Requirements
Are you able to quote each entry exactly as written?

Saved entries
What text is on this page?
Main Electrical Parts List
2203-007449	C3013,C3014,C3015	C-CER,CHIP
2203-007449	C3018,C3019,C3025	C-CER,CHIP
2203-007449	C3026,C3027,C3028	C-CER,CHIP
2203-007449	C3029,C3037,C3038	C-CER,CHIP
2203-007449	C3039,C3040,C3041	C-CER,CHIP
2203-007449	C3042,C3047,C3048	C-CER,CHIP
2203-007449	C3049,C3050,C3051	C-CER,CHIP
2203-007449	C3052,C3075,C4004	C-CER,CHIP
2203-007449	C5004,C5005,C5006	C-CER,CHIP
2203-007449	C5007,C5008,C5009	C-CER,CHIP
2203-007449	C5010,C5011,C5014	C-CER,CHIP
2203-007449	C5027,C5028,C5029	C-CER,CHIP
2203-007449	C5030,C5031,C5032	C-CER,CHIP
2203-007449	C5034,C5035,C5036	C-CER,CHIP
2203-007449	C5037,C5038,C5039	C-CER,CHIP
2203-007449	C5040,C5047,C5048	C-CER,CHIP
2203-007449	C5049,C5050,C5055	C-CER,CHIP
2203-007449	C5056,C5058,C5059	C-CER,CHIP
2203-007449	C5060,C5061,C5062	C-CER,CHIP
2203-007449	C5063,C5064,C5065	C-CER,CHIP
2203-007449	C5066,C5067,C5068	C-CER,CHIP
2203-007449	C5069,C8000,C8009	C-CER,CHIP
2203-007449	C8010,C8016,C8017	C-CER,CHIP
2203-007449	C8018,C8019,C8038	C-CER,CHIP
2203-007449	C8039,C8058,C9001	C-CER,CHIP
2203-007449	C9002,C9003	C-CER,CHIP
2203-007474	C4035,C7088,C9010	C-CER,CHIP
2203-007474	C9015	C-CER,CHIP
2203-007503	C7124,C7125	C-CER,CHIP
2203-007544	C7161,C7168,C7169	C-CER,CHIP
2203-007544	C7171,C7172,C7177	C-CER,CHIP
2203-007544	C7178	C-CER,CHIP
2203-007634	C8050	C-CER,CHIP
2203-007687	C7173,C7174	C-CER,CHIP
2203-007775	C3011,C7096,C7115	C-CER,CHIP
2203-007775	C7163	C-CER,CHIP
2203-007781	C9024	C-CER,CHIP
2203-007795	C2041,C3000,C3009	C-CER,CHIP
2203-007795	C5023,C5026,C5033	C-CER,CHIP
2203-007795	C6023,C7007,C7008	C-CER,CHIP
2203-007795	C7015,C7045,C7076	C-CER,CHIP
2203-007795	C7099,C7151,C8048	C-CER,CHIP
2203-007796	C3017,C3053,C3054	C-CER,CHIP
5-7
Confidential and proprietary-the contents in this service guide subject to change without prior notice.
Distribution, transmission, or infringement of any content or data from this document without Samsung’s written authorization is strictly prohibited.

Solved problem
What text is on this page?
Main Electrical Parts List
2203-007449	C3013,C3014,C3015	C-CER,CHIP
2203-007449	C3018,C3019,C3025	C-CER,CHIP
2203-007449	C3026,C3027,C3028	C-CER,CHIP
2203-007449	C3029,C3037,C3038	C-CER,CHIP
2203-007449	C3039,C3040,C3041	C-CER,CHIP
2203-007449	C3042,C3047,C3048	C-CER,CHIP
2203-007449	C3049,C3050,C3051	C-CER,CHIP
2203-007449	C3052,C3075,C4004	C-CER,CHIP
2203-007449	C5004,C5005,C5006	C-CER,CHIP
2203-007449	C5007,C5008,C5009	C-CER,CHIP
2203-007449	C5010,C5011,C5014	C-CER,CHIP
2203-007449	C5027,C5028,C5029	C-CER,CHIP
2203-007449	C5030,C5031,C5032	C-CER,CHIP
2203-007449	C5034,C5035,C5036	C-CER,CHIP
2203-007449	C5037,C5038,C5039	C-CER,CHIP
2203-007449	C5040,C5047,C5048	C-CER,CHIP
2203-007449	C5049,C5050,C5055	C-CER,CHIP
2203-007449	C5056,C5058,C5059	C-CER,CHIP
2203-007449	C5060,C5061,C5062	C-CER,CHIP
2203-007449	C5063,C5064,C5065	C-CER,CHIP
2203-007449	C5066,C5067,C5068	C-CER,CHIP
2203-007449	C5069,C8000,C8009	C-CER,CHIP
2203-007449	C8010,C8016,C8017	C-CER,CHIP
2203-007449	C8018,C8019,C8038	C-CER,CHIP
2203-007449	C8039,C8058,C9001	C-CER,CHIP
2203-007449	C9002,C9003	C-CER,CHIP
2203-007474	C4035,C7088,C9010	C-CER,CHIP
2203-007474	C9015	C-CER,CHIP
2203-007503	C7124,C7125	C-CER,CHIP
2203-007544	C7161,C7168,C7169	C-CER,CHIP
2203-007544	C7171,C7172,C7177	C-CER,CHIP
2203-007544	C7178	C-CER,CHIP
2203-007634	C8050	C-CER,CHIP
2203-007687	C7173,C7174	C-CER,CHIP
2203-007775	C3011,C7096,C7115	C-CER,CHIP
2203-007775	C7163	C-CER,CHIP
2203-007781	C9024	C-CER,CHIP
2203-007795	C2041,C3000,C3009	C-CER,CHIP
2203-007795	C5023,C5026,C5033	C-CER,CHIP
2203-007795	C6023,C7007,C7008	C-CER,CHIP
2203-007795	C7015,C7045,C7076	C-CER,CHIP
2203-007795	C7099,C7151,C8048	C-CER,CHIP
2203-007796	C3017,C3053,C3054	C-CER,CHIP
5-7
Confidential and proprietary-the contents in this service guide subject to change without prior notice.
Distribution, transmission, or infringement of any content or data from this document without Samsung’s written authorization is strictly prohibited.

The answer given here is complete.